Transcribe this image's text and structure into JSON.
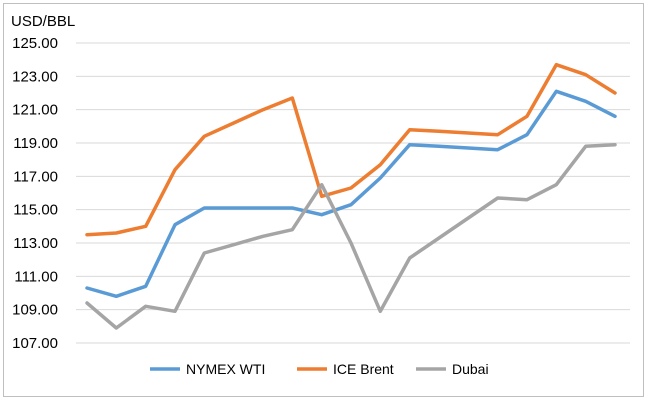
{
  "chart_data": {
    "type": "line",
    "unit_label": "USD/BBL",
    "ylim": [
      107,
      125
    ],
    "y_ticks": [
      "125.00",
      "123.00",
      "121.00",
      "119.00",
      "117.00",
      "115.00",
      "113.00",
      "111.00",
      "109.00",
      "107.00"
    ],
    "grid": true,
    "legend_position": "bottom",
    "x": [
      1,
      2,
      3,
      4,
      5,
      6,
      7,
      8,
      9,
      10,
      11,
      12,
      13,
      14,
      15,
      16,
      17,
      18,
      19
    ],
    "series": [
      {
        "name": "NYMEX WTI",
        "color": "#5b9bd5",
        "values": [
          110.3,
          109.8,
          110.4,
          114.1,
          115.1,
          115.1,
          115.1,
          115.1,
          114.7,
          115.3,
          116.9,
          118.9,
          118.8,
          118.7,
          118.6,
          119.5,
          122.1,
          121.5,
          120.6
        ]
      },
      {
        "name": "ICE Brent",
        "color": "#ed7d31",
        "values": [
          113.5,
          113.6,
          114.0,
          117.4,
          119.4,
          120.2,
          121.0,
          121.7,
          115.8,
          116.3,
          117.7,
          119.8,
          119.7,
          119.6,
          119.5,
          120.6,
          123.7,
          123.1,
          122.0
        ]
      },
      {
        "name": "Dubai",
        "color": "#a5a5a5",
        "values": [
          109.4,
          107.9,
          109.2,
          108.9,
          112.4,
          112.9,
          113.4,
          113.8,
          116.5,
          113.0,
          108.9,
          112.1,
          113.3,
          114.5,
          115.7,
          115.6,
          116.5,
          118.8,
          118.9
        ]
      }
    ]
  }
}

WRITTEN EXERCISE:
Transcribe the material exactly, and leave out whatever pictures it holds.

WRITTEN ANSWER:
Transcribe this image's text and structure into JSON.
{
  "chart_data": {
    "type": "line",
    "unit_label": "USD/BBL",
    "ylim": [
      107,
      125
    ],
    "y_ticks": [
      "125.00",
      "123.00",
      "121.00",
      "119.00",
      "117.00",
      "115.00",
      "113.00",
      "111.00",
      "109.00",
      "107.00"
    ],
    "grid": true,
    "legend_position": "bottom",
    "x": [
      1,
      2,
      3,
      4,
      5,
      6,
      7,
      8,
      9,
      10,
      11,
      12,
      13,
      14,
      15,
      16,
      17,
      18,
      19
    ],
    "series": [
      {
        "name": "NYMEX WTI",
        "color": "#5b9bd5",
        "values": [
          110.3,
          109.8,
          110.4,
          114.1,
          115.1,
          115.1,
          115.1,
          115.1,
          114.7,
          115.3,
          116.9,
          118.9,
          118.8,
          118.7,
          118.6,
          119.5,
          122.1,
          121.5,
          120.6
        ]
      },
      {
        "name": "ICE Brent",
        "color": "#ed7d31",
        "values": [
          113.5,
          113.6,
          114.0,
          117.4,
          119.4,
          120.2,
          121.0,
          121.7,
          115.8,
          116.3,
          117.7,
          119.8,
          119.7,
          119.6,
          119.5,
          120.6,
          123.7,
          123.1,
          122.0
        ]
      },
      {
        "name": "Dubai",
        "color": "#a5a5a5",
        "values": [
          109.4,
          107.9,
          109.2,
          108.9,
          112.4,
          112.9,
          113.4,
          113.8,
          116.5,
          113.0,
          108.9,
          112.1,
          113.3,
          114.5,
          115.7,
          115.6,
          116.5,
          118.8,
          118.9
        ]
      }
    ]
  }
}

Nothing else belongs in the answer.